Stored items from a collection:
════════════════

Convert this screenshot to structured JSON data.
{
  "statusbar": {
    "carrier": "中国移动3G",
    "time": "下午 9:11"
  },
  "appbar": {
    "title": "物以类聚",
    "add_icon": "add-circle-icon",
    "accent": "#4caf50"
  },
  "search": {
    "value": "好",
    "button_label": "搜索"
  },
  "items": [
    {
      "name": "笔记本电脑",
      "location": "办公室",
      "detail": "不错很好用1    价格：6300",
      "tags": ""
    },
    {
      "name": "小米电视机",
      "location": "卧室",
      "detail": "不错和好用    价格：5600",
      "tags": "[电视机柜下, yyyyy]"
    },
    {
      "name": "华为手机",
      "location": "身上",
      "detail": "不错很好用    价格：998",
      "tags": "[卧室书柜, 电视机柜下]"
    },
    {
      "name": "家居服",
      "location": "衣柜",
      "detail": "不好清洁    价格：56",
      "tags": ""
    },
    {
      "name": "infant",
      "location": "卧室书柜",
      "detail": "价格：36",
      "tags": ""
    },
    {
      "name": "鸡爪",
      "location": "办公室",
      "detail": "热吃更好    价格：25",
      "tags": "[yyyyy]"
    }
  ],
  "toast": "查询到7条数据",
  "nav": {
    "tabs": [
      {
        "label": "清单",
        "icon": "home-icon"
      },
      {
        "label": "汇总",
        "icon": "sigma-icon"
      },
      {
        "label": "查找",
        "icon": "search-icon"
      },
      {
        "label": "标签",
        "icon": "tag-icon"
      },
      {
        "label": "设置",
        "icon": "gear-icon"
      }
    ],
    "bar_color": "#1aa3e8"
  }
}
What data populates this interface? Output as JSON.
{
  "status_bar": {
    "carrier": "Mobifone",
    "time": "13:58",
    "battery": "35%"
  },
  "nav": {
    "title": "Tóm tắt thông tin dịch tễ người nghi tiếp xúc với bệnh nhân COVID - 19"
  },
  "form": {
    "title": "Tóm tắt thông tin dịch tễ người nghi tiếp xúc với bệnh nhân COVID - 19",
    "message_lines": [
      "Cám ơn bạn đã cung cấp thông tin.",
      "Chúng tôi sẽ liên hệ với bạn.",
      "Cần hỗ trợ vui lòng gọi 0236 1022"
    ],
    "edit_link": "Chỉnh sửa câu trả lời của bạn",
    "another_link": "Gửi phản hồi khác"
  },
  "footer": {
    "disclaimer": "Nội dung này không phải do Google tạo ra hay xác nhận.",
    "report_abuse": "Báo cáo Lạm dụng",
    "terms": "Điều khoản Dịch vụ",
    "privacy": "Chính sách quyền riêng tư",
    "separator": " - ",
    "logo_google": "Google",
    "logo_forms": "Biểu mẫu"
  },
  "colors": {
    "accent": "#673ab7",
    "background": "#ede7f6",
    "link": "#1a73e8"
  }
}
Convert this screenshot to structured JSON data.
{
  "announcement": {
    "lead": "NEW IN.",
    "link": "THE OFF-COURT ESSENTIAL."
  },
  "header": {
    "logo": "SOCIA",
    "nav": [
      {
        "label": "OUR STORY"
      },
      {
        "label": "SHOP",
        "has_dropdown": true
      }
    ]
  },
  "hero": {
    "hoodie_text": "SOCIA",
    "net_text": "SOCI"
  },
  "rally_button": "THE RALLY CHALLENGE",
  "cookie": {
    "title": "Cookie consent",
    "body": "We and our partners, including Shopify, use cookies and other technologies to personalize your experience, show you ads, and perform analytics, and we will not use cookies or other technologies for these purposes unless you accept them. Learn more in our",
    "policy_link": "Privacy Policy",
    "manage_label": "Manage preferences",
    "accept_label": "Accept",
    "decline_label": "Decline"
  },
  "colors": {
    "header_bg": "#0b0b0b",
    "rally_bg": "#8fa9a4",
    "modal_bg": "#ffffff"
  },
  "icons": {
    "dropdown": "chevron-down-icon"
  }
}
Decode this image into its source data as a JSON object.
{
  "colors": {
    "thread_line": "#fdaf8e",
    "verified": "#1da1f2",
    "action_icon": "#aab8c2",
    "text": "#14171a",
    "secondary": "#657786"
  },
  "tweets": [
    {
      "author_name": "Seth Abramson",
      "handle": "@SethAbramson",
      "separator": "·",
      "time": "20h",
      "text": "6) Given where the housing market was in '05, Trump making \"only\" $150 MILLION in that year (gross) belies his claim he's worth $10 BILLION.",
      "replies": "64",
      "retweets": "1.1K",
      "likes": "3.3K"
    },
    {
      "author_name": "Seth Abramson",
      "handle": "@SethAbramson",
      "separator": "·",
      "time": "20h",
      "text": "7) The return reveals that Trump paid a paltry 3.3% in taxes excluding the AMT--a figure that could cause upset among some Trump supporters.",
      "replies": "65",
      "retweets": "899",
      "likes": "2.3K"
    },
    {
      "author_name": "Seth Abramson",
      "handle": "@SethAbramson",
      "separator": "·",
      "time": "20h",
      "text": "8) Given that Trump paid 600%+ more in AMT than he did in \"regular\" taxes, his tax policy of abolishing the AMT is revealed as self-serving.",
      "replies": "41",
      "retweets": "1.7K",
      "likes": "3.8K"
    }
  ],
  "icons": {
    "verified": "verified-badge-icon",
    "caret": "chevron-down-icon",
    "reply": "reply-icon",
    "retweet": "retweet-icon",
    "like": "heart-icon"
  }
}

════════════════

(TASK TO CARRY OUT): Starting with the line that contains "Decode this image", repeat each line through the last one exactly as it appears. Include both ends and nothing more.

(OUTPUT OF THE TASK):
Decode this image into its source data as a JSON object.
{
  "colors": {
    "thread_line": "#fdaf8e",
    "verified": "#1da1f2",
    "action_icon": "#aab8c2",
    "text": "#14171a",
    "secondary": "#657786"
  },
  "tweets": [
    {
      "author_name": "Seth Abramson",
      "handle": "@SethAbramson",
      "separator": "·",
      "time": "20h",
      "text": "6) Given where the housing market was in '05, Trump making \"only\" $150 MILLION in that year (gross) belies his claim he's worth $10 BILLION.",
      "replies": "64",
      "retweets": "1.1K",
      "likes": "3.3K"
    },
    {
      "author_name": "Seth Abramson",
      "handle": "@SethAbramson",
      "separator": "·",
      "time": "20h",
      "text": "7) The return reveals that Trump paid a paltry 3.3% in taxes excluding the AMT--a figure that could cause upset among some Trump supporters.",
      "replies": "65",
      "retweets": "899",
      "likes": "2.3K"
    },
    {
      "author_name": "Seth Abramson",
      "handle": "@SethAbramson",
      "separator": "·",
      "time": "20h",
      "text": "8) Given that Trump paid 600%+ more in AMT than he did in \"regular\" taxes, his tax policy of abolishing the AMT is revealed as self-serving.",
      "replies": "41",
      "retweets": "1.7K",
      "likes": "3.8K"
    }
  ],
  "icons": {
    "verified": "verified-badge-icon",
    "caret": "chevron-down-icon",
    "reply": "reply-icon",
    "retweet": "retweet-icon",
    "like": "heart-icon"
  }
}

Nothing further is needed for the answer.